Reproduce the records below exactly as given.

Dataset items
>>>>>
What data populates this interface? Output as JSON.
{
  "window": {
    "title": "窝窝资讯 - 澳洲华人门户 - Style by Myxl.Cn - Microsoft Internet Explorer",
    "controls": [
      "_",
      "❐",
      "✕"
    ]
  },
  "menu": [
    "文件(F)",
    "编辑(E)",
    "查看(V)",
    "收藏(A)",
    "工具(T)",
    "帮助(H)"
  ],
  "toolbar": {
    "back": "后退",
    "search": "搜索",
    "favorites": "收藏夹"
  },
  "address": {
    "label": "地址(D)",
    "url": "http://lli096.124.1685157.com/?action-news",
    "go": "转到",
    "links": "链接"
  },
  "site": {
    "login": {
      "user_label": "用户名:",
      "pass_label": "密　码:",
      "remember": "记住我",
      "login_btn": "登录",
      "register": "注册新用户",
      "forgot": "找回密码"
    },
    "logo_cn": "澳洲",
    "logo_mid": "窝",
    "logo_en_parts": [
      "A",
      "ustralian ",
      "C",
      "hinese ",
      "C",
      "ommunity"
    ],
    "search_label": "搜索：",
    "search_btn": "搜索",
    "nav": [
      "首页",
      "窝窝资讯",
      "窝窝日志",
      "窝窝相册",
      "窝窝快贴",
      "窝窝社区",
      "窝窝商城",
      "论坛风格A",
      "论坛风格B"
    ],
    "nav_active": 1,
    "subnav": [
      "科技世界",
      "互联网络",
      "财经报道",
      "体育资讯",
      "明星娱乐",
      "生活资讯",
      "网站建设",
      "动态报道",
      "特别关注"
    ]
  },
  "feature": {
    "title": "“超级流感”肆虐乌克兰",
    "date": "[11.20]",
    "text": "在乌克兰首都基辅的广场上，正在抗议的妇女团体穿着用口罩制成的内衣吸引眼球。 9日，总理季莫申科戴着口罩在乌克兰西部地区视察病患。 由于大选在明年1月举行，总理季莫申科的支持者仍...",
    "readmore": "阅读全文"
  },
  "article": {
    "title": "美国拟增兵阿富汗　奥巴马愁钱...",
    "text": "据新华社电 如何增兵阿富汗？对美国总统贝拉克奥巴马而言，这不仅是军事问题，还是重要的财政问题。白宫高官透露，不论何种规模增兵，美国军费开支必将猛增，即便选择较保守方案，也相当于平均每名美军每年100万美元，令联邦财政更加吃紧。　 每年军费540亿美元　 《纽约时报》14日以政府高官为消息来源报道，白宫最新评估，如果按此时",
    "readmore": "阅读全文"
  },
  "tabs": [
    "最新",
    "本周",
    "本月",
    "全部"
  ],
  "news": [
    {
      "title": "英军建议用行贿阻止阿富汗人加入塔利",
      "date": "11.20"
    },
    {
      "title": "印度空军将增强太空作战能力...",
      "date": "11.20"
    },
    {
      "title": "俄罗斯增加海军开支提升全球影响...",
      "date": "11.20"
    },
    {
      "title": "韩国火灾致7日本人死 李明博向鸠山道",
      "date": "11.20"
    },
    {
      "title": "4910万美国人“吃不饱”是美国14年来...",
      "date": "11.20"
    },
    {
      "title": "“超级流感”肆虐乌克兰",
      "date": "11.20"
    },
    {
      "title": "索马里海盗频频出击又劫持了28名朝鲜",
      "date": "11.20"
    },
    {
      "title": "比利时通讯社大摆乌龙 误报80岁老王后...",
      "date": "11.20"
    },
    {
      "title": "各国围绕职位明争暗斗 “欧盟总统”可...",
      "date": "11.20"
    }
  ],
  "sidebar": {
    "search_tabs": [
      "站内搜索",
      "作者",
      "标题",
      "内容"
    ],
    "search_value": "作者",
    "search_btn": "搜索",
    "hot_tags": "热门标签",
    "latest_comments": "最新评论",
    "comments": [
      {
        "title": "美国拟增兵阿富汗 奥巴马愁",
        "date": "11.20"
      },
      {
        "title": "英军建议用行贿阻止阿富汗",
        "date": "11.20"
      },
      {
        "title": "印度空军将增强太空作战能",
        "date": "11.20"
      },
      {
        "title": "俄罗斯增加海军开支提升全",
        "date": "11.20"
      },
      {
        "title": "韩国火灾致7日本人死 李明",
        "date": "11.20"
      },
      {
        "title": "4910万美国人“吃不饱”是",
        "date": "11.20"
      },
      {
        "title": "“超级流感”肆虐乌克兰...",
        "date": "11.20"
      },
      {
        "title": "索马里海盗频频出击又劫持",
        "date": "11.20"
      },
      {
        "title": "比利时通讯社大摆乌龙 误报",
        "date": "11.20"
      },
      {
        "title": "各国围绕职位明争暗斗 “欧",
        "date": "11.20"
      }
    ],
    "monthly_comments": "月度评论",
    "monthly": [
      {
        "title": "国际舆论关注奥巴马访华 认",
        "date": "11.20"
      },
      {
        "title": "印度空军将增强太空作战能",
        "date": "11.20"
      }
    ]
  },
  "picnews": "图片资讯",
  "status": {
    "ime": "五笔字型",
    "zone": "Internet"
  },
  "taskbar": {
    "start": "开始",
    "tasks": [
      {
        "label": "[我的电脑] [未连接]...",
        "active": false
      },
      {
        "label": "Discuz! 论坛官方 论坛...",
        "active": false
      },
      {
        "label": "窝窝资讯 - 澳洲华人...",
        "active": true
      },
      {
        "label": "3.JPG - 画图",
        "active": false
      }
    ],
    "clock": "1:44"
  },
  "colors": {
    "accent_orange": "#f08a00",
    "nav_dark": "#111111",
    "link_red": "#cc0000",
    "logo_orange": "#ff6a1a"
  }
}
<<<<<
# The result
What data populates this interface? Output as JSON.
{
  "window": {
    "title": "窝窝资讯 - 澳洲华人门户 - Style by Myxl.Cn - Microsoft Internet Explorer",
    "controls": [
      "_",
      "❐",
      "✕"
    ]
  },
  "menu": [
    "文件(F)",
    "编辑(E)",
    "查看(V)",
    "收藏(A)",
    "工具(T)",
    "帮助(H)"
  ],
  "toolbar": {
    "back": "后退",
    "search": "搜索",
    "favorites": "收藏夹"
  },
  "address": {
    "label": "地址(D)",
    "url": "http://lli096.124.1685157.com/?action-news",
    "go": "转到",
    "links": "链接"
  },
  "site": {
    "login": {
      "user_label": "用户名:",
      "pass_label": "密　码:",
      "remember": "记住我",
      "login_btn": "登录",
      "register": "注册新用户",
      "forgot": "找回密码"
    },
    "logo_cn": "澳洲",
    "logo_mid": "窝",
    "logo_en_parts": [
      "A",
      "ustralian ",
      "C",
      "hinese ",
      "C",
      "ommunity"
    ],
    "search_label": "搜索：",
    "search_btn": "搜索",
    "nav": [
      "首页",
      "窝窝资讯",
      "窝窝日志",
      "窝窝相册",
      "窝窝快贴",
      "窝窝社区",
      "窝窝商城",
      "论坛风格A",
      "论坛风格B"
    ],
    "nav_active": 1,
    "subnav": [
      "科技世界",
      "互联网络",
      "财经报道",
      "体育资讯",
      "明星娱乐",
      "生活资讯",
      "网站建设",
      "动态报道",
      "特别关注"
    ]
  },
  "feature": {
    "title": "“超级流感”肆虐乌克兰",
    "date": "[11.20]",
    "text": "在乌克兰首都基辅的广场上，正在抗议的妇女团体穿着用口罩制成的内衣吸引眼球。 9日，总理季莫申科戴着口罩在乌克兰西部地区视察病患。 由于大选在明年1月举行，总理季莫申科的支持者仍...",
    "readmore": "阅读全文"
  },
  "article": {
    "title": "美国拟增兵阿富汗　奥巴马愁钱...",
    "text": "据新华社电 如何增兵阿富汗？对美国总统贝拉克奥巴马而言，这不仅是军事问题，还是重要的财政问题。白宫高官透露，不论何种规模增兵，美国军费开支必将猛增，即便选择较保守方案，也相当于平均每名美军每年100万美元，令联邦财政更加吃紧。　 每年军费540亿美元　 《纽约时报》14日以政府高官为消息来源报道，白宫最新评估，如果按此时",
    "readmore": "阅读全文"
  },
  "tabs": [
    "最新",
    "本周",
    "本月",
    "全部"
  ],
  "news": [
    {
      "title": "英军建议用行贿阻止阿富汗人加入塔利",
      "date": "11.20"
    },
    {
      "title": "印度空军将增强太空作战能力...",
      "date": "11.20"
    },
    {
      "title": "俄罗斯增加海军开支提升全球影响...",
      "date": "11.20"
    },
    {
      "title": "韩国火灾致7日本人死 李明博向鸠山道",
      "date": "11.20"
    },
    {
      "title": "4910万美国人“吃不饱”是美国14年来...",
      "date": "11.20"
    },
    {
      "title": "“超级流感”肆虐乌克兰",
      "date": "11.20"
    },
    {
      "title": "索马里海盗频频出击又劫持了28名朝鲜",
      "date": "11.20"
    },
    {
      "title": "比利时通讯社大摆乌龙 误报80岁老王后...",
      "date": "11.20"
    },
    {
      "title": "各国围绕职位明争暗斗 “欧盟总统”可...",
      "date": "11.20"
    }
  ],
  "sidebar": {
    "search_tabs": [
      "站内搜索",
      "作者",
      "标题",
      "内容"
    ],
    "search_value": "作者",
    "search_btn": "搜索",
    "hot_tags": "热门标签",
    "latest_comments": "最新评论",
    "comments": [
      {
        "title": "美国拟增兵阿富汗 奥巴马愁",
        "date": "11.20"
      },
      {
        "title": "英军建议用行贿阻止阿富汗",
        "date": "11.20"
      },
      {
        "title": "印度空军将增强太空作战能",
        "date": "11.20"
      },
      {
        "title": "俄罗斯增加海军开支提升全",
        "date": "11.20"
      },
      {
        "title": "韩国火灾致7日本人死 李明",
        "date": "11.20"
      },
      {
        "title": "4910万美国人“吃不饱”是",
        "date": "11.20"
      },
      {
        "title": "“超级流感”肆虐乌克兰...",
        "date": "11.20"
      },
      {
        "title": "索马里海盗频频出击又劫持",
        "date": "11.20"
      },
      {
        "title": "比利时通讯社大摆乌龙 误报",
        "date": "11.20"
      },
      {
        "title": "各国围绕职位明争暗斗 “欧",
        "date": "11.20"
      }
    ],
    "monthly_comments": "月度评论",
    "monthly": [
      {
        "title": "国际舆论关注奥巴马访华 认",
        "date": "11.20"
      },
      {
        "title": "印度空军将增强太空作战能",
        "date": "11.20"
      }
    ]
  },
  "picnews": "图片资讯",
  "status": {
    "ime": "五笔字型",
    "zone": "Internet"
  },
  "taskbar": {
    "start": "开始",
    "tasks": [
      {
        "label": "[我的电脑] [未连接]...",
        "active": false
      },
      {
        "label": "Discuz! 论坛官方 论坛...",
        "active": false
      },
      {
        "label": "窝窝资讯 - 澳洲华人...",
        "active": true
      },
      {
        "label": "3.JPG - 画图",
        "active": false
      }
    ],
    "clock": "1:44"
  },
  "colors": {
    "accent_orange": "#f08a00",
    "nav_dark": "#111111",
    "link_red": "#cc0000",
    "logo_orange": "#ff6a1a"
  }
}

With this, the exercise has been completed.